SHORT TASK: Find the string "辺野古沖で船転覆" in the entries and copy each line that has it.

RECORDED INFORMATION:
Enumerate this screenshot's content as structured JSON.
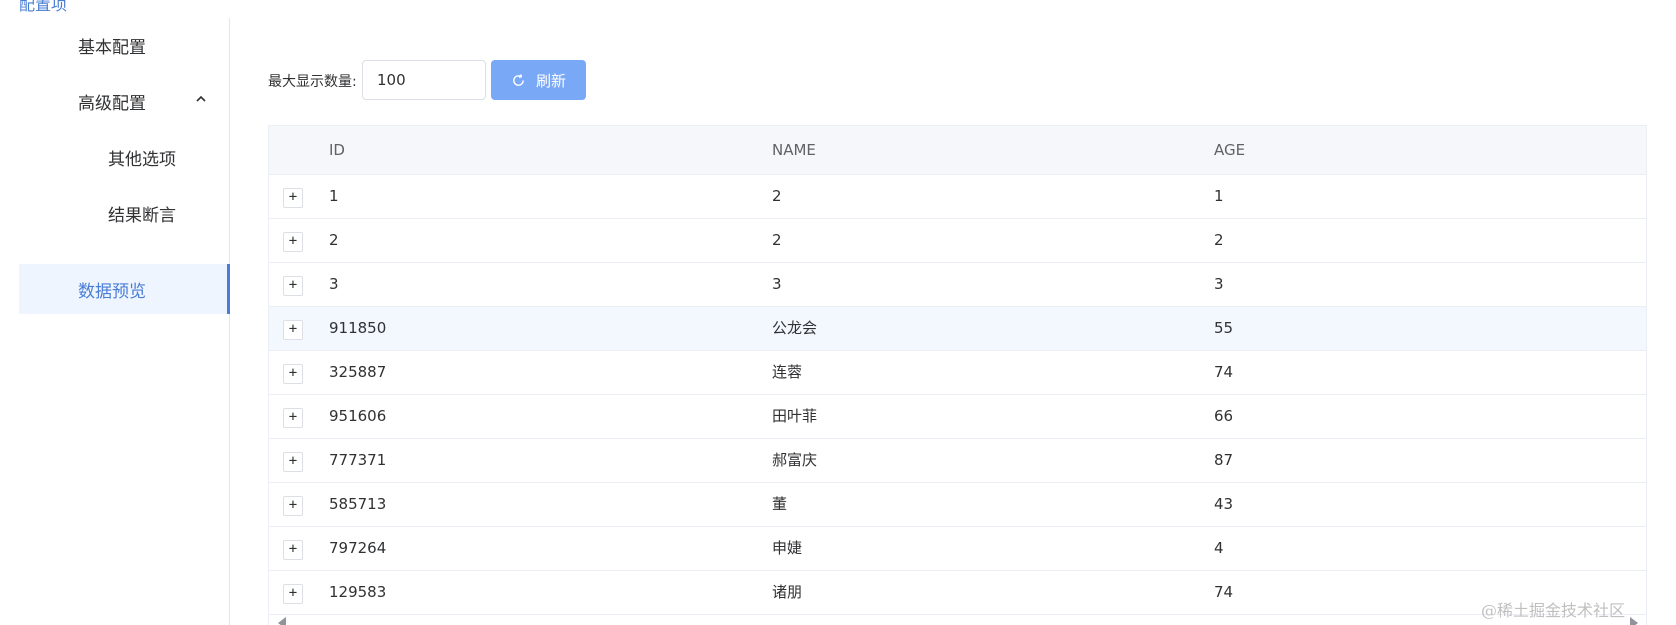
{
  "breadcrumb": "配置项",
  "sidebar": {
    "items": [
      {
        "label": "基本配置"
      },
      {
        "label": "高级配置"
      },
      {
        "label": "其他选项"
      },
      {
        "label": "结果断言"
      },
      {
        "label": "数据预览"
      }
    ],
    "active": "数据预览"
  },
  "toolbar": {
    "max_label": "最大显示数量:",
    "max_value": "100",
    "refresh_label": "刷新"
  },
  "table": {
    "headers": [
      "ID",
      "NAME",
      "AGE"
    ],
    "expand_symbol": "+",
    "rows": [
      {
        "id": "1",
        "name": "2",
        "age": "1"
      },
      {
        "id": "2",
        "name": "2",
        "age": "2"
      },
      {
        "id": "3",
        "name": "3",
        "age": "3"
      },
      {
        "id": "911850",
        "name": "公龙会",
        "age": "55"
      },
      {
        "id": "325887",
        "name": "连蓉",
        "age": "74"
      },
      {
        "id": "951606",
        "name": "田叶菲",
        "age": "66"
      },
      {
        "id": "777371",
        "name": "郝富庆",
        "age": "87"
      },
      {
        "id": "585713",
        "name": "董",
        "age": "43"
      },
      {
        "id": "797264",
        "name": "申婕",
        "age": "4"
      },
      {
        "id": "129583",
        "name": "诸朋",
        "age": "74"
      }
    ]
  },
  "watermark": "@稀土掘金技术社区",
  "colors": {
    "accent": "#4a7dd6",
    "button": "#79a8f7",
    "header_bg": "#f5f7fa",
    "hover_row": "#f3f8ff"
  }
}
* * *
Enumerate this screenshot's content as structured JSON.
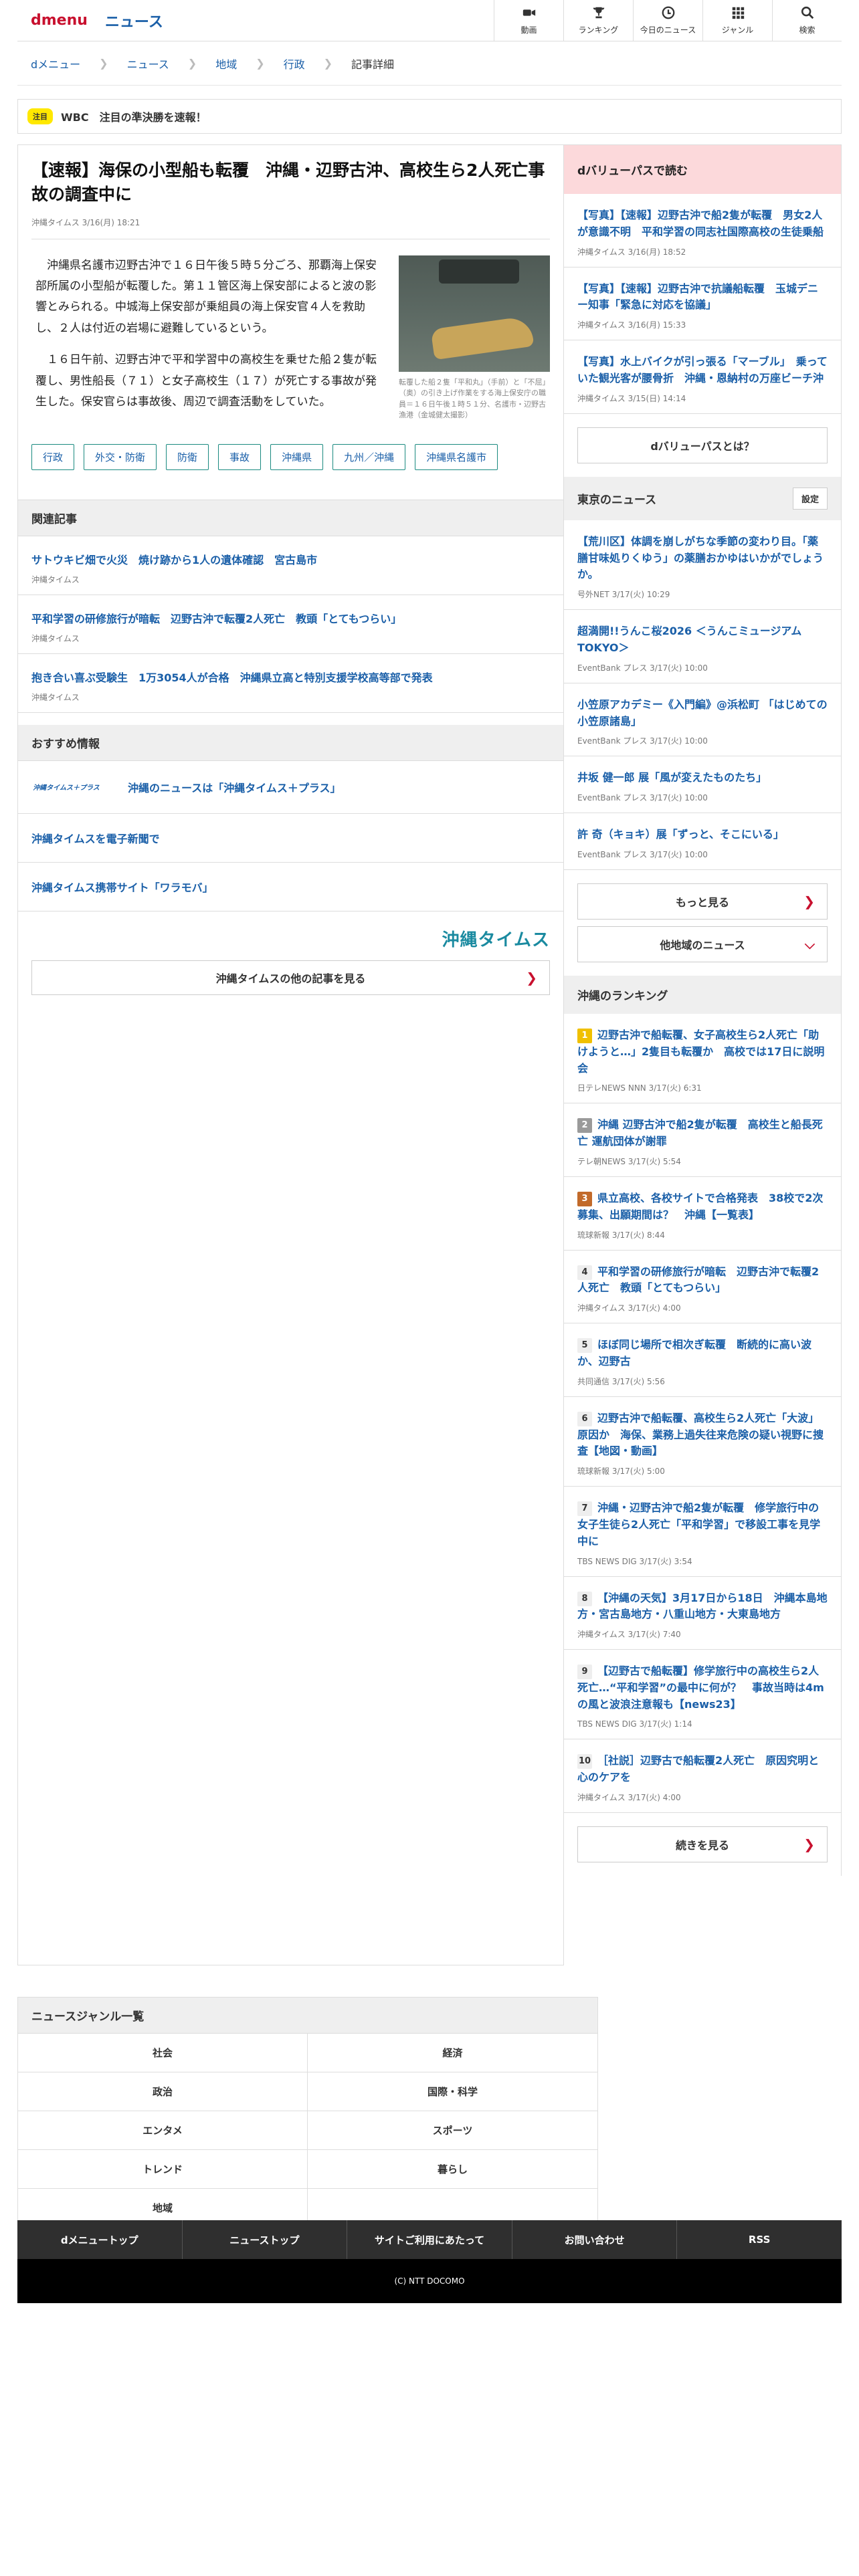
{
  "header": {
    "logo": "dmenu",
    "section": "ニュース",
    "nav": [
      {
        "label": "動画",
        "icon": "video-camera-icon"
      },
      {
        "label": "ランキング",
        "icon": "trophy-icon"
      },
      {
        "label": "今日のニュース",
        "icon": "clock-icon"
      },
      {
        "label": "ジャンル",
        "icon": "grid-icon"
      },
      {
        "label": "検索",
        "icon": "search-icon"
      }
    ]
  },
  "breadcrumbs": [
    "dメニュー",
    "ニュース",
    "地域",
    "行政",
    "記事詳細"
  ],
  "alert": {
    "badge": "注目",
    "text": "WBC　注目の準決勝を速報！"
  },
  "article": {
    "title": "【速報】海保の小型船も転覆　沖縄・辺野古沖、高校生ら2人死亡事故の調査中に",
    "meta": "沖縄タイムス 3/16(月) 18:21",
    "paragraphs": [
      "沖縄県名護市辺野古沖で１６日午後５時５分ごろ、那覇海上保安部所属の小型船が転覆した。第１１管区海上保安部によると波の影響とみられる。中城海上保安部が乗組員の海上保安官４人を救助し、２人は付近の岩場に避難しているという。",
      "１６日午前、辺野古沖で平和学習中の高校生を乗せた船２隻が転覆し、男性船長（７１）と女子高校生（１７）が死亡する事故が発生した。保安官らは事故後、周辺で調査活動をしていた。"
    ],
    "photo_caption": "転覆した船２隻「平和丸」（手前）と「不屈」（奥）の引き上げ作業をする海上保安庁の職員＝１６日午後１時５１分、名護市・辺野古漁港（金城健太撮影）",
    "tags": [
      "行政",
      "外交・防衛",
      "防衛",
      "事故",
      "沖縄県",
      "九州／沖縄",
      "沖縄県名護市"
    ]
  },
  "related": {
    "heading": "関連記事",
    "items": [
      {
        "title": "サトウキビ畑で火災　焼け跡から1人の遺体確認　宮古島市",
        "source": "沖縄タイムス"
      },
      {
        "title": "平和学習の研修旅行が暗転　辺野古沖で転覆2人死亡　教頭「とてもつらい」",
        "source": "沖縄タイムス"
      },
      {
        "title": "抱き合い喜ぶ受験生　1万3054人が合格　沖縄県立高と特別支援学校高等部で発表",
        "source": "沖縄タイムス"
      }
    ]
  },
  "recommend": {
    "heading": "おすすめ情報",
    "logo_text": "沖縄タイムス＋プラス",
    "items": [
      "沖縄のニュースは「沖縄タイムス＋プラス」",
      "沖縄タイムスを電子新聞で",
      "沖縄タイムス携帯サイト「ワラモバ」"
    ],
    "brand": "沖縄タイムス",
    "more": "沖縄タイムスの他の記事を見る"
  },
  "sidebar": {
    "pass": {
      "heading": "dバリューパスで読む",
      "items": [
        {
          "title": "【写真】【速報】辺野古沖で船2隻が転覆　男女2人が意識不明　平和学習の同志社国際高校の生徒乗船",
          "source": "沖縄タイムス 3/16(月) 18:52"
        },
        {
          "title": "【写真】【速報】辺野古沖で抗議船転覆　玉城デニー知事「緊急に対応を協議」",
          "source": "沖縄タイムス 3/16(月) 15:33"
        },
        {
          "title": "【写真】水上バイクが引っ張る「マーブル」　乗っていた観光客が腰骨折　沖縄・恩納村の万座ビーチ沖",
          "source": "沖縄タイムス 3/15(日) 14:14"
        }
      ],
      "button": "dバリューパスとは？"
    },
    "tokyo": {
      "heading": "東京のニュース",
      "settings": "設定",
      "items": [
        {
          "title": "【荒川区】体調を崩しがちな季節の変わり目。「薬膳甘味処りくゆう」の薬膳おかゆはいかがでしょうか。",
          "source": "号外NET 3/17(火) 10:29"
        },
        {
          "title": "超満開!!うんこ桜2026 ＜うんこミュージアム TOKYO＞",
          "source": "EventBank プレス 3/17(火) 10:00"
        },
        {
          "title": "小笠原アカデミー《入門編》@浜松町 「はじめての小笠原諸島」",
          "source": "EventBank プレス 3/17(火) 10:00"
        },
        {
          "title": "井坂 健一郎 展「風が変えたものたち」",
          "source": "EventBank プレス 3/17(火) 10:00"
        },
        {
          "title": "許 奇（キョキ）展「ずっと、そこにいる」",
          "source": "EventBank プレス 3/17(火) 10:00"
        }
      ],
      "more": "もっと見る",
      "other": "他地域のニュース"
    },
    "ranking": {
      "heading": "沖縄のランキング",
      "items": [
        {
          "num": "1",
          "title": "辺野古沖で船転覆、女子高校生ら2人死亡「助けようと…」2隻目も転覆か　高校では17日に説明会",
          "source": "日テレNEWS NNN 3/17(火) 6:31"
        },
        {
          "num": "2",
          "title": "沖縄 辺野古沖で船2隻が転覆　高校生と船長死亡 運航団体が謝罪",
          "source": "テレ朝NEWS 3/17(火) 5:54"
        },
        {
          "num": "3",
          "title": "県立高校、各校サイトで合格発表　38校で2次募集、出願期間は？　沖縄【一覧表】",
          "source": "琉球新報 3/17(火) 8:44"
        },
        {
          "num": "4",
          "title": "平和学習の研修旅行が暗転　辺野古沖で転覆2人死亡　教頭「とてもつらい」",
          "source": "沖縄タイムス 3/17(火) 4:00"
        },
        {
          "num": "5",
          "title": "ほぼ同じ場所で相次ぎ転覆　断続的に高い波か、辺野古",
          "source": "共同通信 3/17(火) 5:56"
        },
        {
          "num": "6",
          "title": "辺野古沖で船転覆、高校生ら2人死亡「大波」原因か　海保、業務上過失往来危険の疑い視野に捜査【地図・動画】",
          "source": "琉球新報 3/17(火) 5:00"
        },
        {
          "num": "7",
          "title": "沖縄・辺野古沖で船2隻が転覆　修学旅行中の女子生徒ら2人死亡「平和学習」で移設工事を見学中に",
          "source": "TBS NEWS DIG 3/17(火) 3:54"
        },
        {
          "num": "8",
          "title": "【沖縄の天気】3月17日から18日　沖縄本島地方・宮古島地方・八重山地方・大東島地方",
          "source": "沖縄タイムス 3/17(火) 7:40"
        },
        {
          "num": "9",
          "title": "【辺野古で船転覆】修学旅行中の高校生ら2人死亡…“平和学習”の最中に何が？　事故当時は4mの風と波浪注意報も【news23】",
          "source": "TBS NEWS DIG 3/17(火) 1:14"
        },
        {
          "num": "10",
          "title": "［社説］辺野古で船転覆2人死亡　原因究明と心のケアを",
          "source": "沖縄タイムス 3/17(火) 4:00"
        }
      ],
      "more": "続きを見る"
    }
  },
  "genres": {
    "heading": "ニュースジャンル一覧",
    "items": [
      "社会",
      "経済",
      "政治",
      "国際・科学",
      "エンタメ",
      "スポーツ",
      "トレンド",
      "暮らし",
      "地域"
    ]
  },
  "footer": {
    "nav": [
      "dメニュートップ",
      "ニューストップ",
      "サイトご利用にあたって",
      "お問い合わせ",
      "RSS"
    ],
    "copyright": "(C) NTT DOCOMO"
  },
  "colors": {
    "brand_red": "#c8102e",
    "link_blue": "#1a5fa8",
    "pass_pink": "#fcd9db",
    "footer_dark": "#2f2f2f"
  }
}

RESPONSE TO THIS EXERCISE:
          "title": "辺野古沖で船転覆、女子高校生ら2人死亡「助けようと…」2隻目も転覆か　高校では17日に説明会",
          "title": "辺野古沖で船転覆、高校生ら2人死亡「大波」原因か　海保、業務上過失往来危険の疑い視野に捜査【地図・動画】",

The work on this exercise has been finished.